#### Available records

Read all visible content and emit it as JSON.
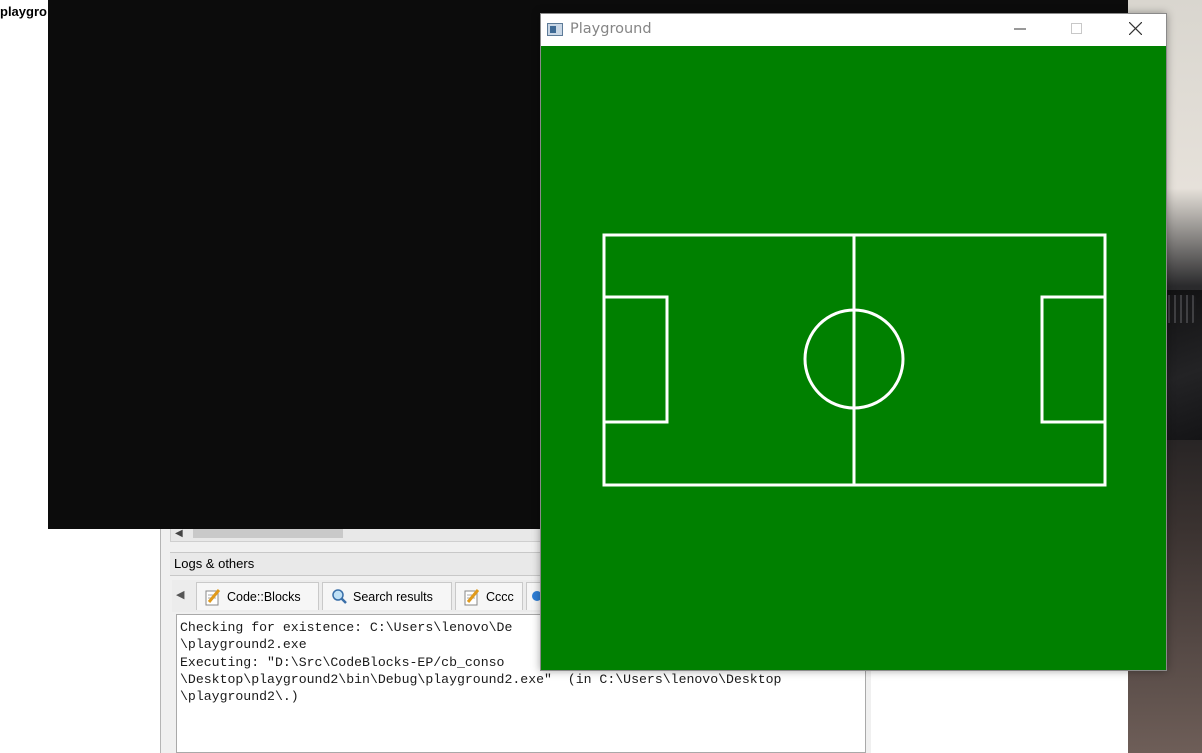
{
  "console_window": {
    "title_fragment": "playgro"
  },
  "ide": {
    "logs_panel_title": "Logs & others",
    "tabs": [
      {
        "label": "Code::Blocks",
        "icon": "pencil-note-icon"
      },
      {
        "label": "Search results",
        "icon": "magnifier-icon"
      },
      {
        "label": "Cccc",
        "icon": "pencil-note-icon"
      }
    ],
    "log_lines": [
      "Checking for existence: C:\\Users\\lenovo\\De",
      "\\playground2.exe",
      "Executing: \"D:\\Src\\CodeBlocks-EP/cb_conso",
      "\\Desktop\\playground2\\bin\\Debug\\playground2.exe\"  (in C:\\Users\\lenovo\\Desktop",
      "\\playground2\\.)"
    ]
  },
  "playground_window": {
    "title": "Playground",
    "minimize_icon": "minimize-icon",
    "maximize_icon": "maximize-icon",
    "close_icon": "close-icon",
    "colors": {
      "pitch": "#008000",
      "lines": "#ffffff"
    }
  }
}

########

▶ **Given exercise**:
Working from the listing above, pick out every line that has "lenovo" and copy it.

▶ **Right answer**:
      "Checking for existence: C:\\Users\\lenovo\\De",
      "\\Desktop\\playground2\\bin\\Debug\\playground2.exe\"  (in C:\\Users\\lenovo\\Desktop",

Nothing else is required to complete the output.